-- begin --

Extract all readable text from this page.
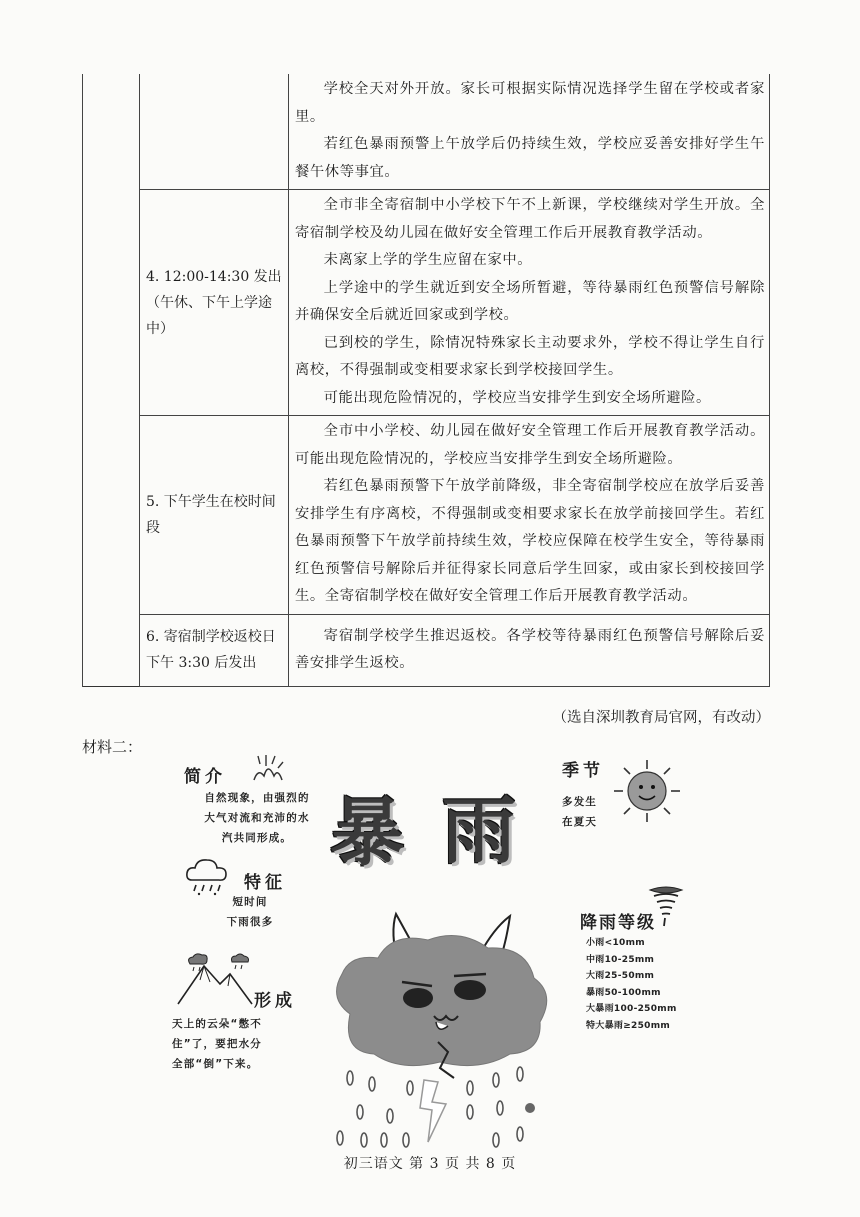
		学校全天对外开放。家长可根据实际情况选择学生留在学校或者家里。

若红色暴雨预警上午放学后仍持续生效，学校应妥善安排好学生午餐午休等事宜。

	4. 12:00-14:30 发出（午休、下午上学途中）	全市非全寄宿制中小学校下午不上新课，学校继续对学生开放。全寄宿制学校及幼儿园在做好安全管理工作后开展教育教学活动。

未离家上学的学生应留在家中。

上学途中的学生就近到安全场所暂避，等待暴雨红色预警信号解除并确保安全后就近回家或到学校。

已到校的学生，除情况特殊家长主动要求外，学校不得让学生自行离校，不得强制或变相要求家长到学校接回学生。

可能出现危险情况的，学校应当安排学生到安全场所避险。

	5. 下午学生在校时间段	全市中小学校、幼儿园在做好安全管理工作后开展教育教学活动。可能出现危险情况的，学校应当安排学生到安全场所避险。

若红色暴雨预警下午放学前降级，非全寄宿制学校应在放学后妥善安排学生有序离校，不得强制或变相要求家长在放学前接回学生。若红色暴雨预警下午放学前持续生效，学校应保障在校学生安全，等待暴雨红色预警信号解除后并征得家长同意后学生回家，或由家长到校接回学生。全寄宿制学校在做好安全管理工作后开展教育教学活动。

	6. 寄宿制学校返校日下午 3:30 后发出	寄宿制学校学生推迟返校。各学校等待暴雨红色预警信号解除后妥善安排学生返校。

（选自深圳教育局官网，有改动）
材料二：
简介
自然现象，由强烈的
大气对流和充沛的水
汽共同形成。
特征
短时间
下雨很多
形成
天上的云朵“憋不
住”了，要把水分
全部“倒”下来。
暴 雨
季节
多发生
在夏天
降雨等级
小雨<10mm
中雨10-25mm
大雨25-50mm
暴雨50-100mm
大暴雨100-250mm
特大暴雨≥250mm
初三语文 第 3 页 共 8 页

-- end --

→ Aim
Look through the entries above for the word "学校应当安排学生到安全场所避险". Copy every line where it shows up.

→ Result of the exercise
可能出现危险情况的，学校应当安排学生到安全场所避险。
	5. 下午学生在校时间段	全市中小学校、幼儿园在做好安全管理工作后开展教育教学活动。可能出现危险情况的，学校应当安排学生到安全场所避险。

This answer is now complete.